• REQUIREMENTS: Please count the lines below that contain the word "students", and reply with that number alone.
****************
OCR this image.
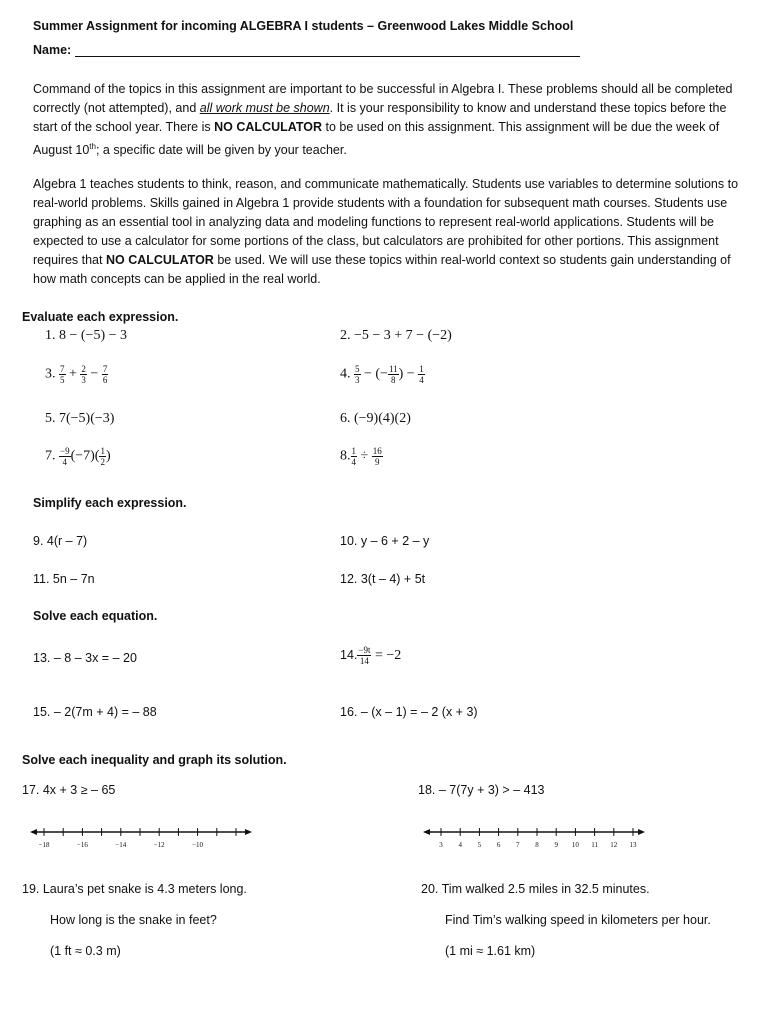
Summer Assignment for incoming ALGEBRA I students – Greenwood Lakes Middle School
Name:
Command of the topics in this assignment are important to be successful in Algebra I. These problems should all be completed correctly (not attempted), and all work must be shown. It is your responsibility to know and understand these topics before the start of the school year. There is NO CALCULATOR to be used on this assignment. This assignment will be due the week of August 10th; a specific date will be given by your teacher.
Algebra 1 teaches students to think, reason, and communicate mathematically. Students use variables to determine solutions to real-world problems. Skills gained in Algebra 1 provide students with a foundation for subsequent math courses. Students use graphing as an essential tool in analyzing data and modeling functions to represent real-world applications. Students will be expected to use a calculator for some portions of the class, but calculators are prohibited for other portions. This assignment requires that NO CALCULATOR be used. We will use these topics within real-world context so students gain understanding of how math concepts can be applied in the real world.
Evaluate each expression.
1. 8 − (−5) − 3	2. −5 − 3 + 7 − (−2)
3. $\frac{7}{5} + \frac{2}{3} - \frac{7}{6}$	4. $\frac{5}{3}$ − (− $\frac{11}{8}$ ) − $\frac{1}{4}$
5. 7(−5)(−3)	6. (−9)(4)(2)
7. $\frac{-9}{4} (-7)( \frac{1}{2}$ )	8. $\frac{1}{4} \div \frac{16}{9}$
Simplify each expression.
9. 4(r – 7)	10. y – 6 + 2 – y
11. 5n – 7n	12. 3(t – 4) + 5t
Solve each equation.
13. – 8 – 3x = – 20	14. $\frac{-9t}{14} = -2$
15. – 2(7m + 4) = – 88	16. – (x – 1) = – 2 (x + 3)
Solve each inequality and graph its solution.
17. 4x + 3 ≥ – 65	18. – 7(7y + 3) > – 413
−18	−16	−14	−12	−10	3 4 5 6 7 8 9 10 11 12 13
19. Laura’s pet snake is 4.3 meters long.
How long is the snake in feet?
(1 ft ≈ 0.3 m)
20. Tim walked 2.5 miles in 32.5 minutes.
Find Tim’s walking speed in kilometers per hour.
(1 mi ≈ 1.61 km)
****************
• WRITTEN RESPONSE: 2